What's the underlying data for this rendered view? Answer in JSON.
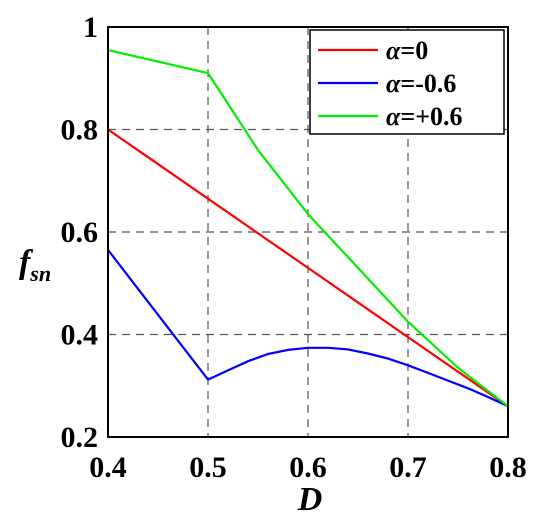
{
  "chart_data": {
    "type": "line",
    "xlabel": "D",
    "ylabel": "f",
    "ylabel_sub": "sn",
    "xlim": [
      0.4,
      0.8
    ],
    "ylim": [
      0.2,
      1.0
    ],
    "xticks": [
      "0.4",
      "0.5",
      "0.6",
      "0.7",
      "0.8"
    ],
    "yticks": [
      "0.2",
      "0.4",
      "0.6",
      "0.8",
      "1"
    ],
    "grid": true,
    "legend_position": "top-right",
    "series": [
      {
        "name": "α=0",
        "color": "#ff0000",
        "x": [
          0.4,
          0.5,
          0.6,
          0.7,
          0.8
        ],
        "y": [
          0.8,
          0.665,
          0.53,
          0.395,
          0.26
        ]
      },
      {
        "name": "α=-0.6",
        "color": "#0000ff",
        "x": [
          0.4,
          0.5,
          0.52,
          0.54,
          0.56,
          0.58,
          0.6,
          0.62,
          0.64,
          0.66,
          0.68,
          0.7,
          0.72,
          0.74,
          0.76,
          0.78,
          0.8
        ],
        "y": [
          0.565,
          0.312,
          0.33,
          0.348,
          0.362,
          0.37,
          0.374,
          0.374,
          0.371,
          0.363,
          0.353,
          0.34,
          0.325,
          0.31,
          0.295,
          0.278,
          0.26
        ]
      },
      {
        "name": "α=+0.6",
        "color": "#00ee00",
        "x": [
          0.4,
          0.5,
          0.55,
          0.6,
          0.65,
          0.7,
          0.75,
          0.8
        ],
        "y": [
          0.955,
          0.91,
          0.76,
          0.635,
          0.53,
          0.425,
          0.335,
          0.26
        ]
      }
    ]
  }
}
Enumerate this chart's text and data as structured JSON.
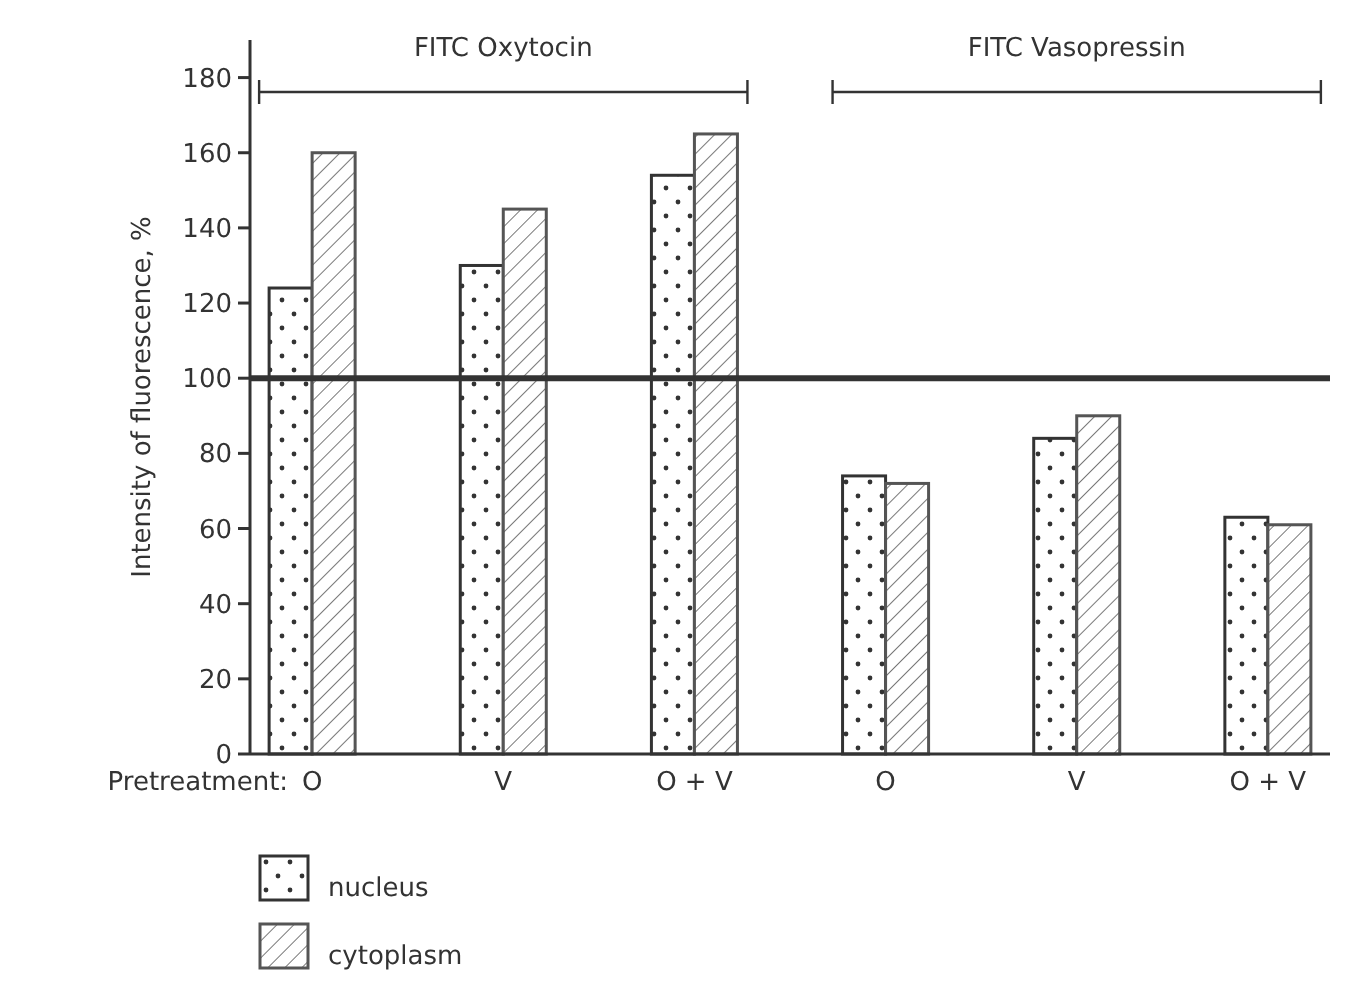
{
  "chart_data": {
    "type": "bar",
    "ylabel": "Intensity of fluorescence, %",
    "xlabel": "Pretreatment:",
    "categories": [
      "O",
      "V",
      "O + V",
      "O",
      "V",
      "O + V"
    ],
    "series": [
      {
        "name": "nucleus",
        "color": "#333333",
        "values": [
          124,
          130,
          154,
          74,
          84,
          63
        ]
      },
      {
        "name": "cytoplasm",
        "color": "#555555",
        "values": [
          160,
          145,
          165,
          72,
          90,
          61
        ]
      }
    ],
    "ylim": [
      0,
      190
    ],
    "yticks": [
      0,
      20,
      40,
      60,
      80,
      100,
      120,
      140,
      160,
      180
    ],
    "ref_lines": [
      {
        "axis": "y",
        "value": 100,
        "color": "#333333"
      }
    ],
    "annotations": [
      "FITC Oxytocin",
      "FITC Vasopressin"
    ],
    "legend": "bottom",
    "grid": false
  }
}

→ Task instructions
Return every line of the preceding records in which the word "this" appears.

→ Full output
What's the underlying data for this rendered view? Answer in JSON.
Enumerate this chart's text and data as structured JSON.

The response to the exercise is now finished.